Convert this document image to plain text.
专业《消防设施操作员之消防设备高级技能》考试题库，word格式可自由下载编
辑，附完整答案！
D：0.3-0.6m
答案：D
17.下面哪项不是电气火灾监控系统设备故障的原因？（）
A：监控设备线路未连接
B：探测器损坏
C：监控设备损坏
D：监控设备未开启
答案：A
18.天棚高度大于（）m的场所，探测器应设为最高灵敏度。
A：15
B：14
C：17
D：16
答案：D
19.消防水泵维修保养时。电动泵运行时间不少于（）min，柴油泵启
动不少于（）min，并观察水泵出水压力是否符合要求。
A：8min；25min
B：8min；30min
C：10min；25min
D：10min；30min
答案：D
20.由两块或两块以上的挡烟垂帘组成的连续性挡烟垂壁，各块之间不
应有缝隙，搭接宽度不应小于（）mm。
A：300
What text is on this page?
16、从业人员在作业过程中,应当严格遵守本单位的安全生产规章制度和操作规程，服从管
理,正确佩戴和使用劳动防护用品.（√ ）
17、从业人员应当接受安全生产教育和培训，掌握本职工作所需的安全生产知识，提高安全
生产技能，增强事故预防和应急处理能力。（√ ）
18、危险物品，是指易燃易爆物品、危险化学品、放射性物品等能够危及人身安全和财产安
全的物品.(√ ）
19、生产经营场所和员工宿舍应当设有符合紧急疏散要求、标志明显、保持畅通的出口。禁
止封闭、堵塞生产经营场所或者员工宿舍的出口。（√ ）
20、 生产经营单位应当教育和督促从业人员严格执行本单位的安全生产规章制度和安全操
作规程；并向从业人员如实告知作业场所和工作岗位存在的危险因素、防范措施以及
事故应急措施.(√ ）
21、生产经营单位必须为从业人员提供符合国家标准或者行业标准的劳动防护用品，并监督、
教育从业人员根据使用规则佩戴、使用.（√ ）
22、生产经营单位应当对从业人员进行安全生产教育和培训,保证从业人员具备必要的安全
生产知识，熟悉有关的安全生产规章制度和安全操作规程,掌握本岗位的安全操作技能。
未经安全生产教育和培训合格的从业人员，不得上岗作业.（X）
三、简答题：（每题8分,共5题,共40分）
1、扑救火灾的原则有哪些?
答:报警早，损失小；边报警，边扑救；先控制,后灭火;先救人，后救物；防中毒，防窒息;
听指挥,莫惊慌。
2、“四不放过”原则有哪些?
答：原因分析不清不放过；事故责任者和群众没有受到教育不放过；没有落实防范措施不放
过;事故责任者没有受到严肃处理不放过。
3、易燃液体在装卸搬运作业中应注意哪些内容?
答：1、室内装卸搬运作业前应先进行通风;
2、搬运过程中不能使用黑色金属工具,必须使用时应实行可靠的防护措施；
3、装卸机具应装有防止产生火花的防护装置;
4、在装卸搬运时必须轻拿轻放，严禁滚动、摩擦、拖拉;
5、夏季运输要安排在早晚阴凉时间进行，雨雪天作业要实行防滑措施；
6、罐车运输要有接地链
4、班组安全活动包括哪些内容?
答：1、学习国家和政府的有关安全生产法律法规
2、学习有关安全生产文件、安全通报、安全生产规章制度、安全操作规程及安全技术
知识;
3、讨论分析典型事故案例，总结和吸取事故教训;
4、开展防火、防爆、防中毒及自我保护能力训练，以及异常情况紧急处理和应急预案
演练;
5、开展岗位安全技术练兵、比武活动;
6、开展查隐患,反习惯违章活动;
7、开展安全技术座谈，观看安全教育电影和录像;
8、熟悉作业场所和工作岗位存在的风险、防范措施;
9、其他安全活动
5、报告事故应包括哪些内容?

┄┄┄┄┄┄┄┄┄┄

• _WORK TO DO_
How many lines of the records contain the string "text"? Respond with the number alone.

• _CORRECT OUTPUT_
2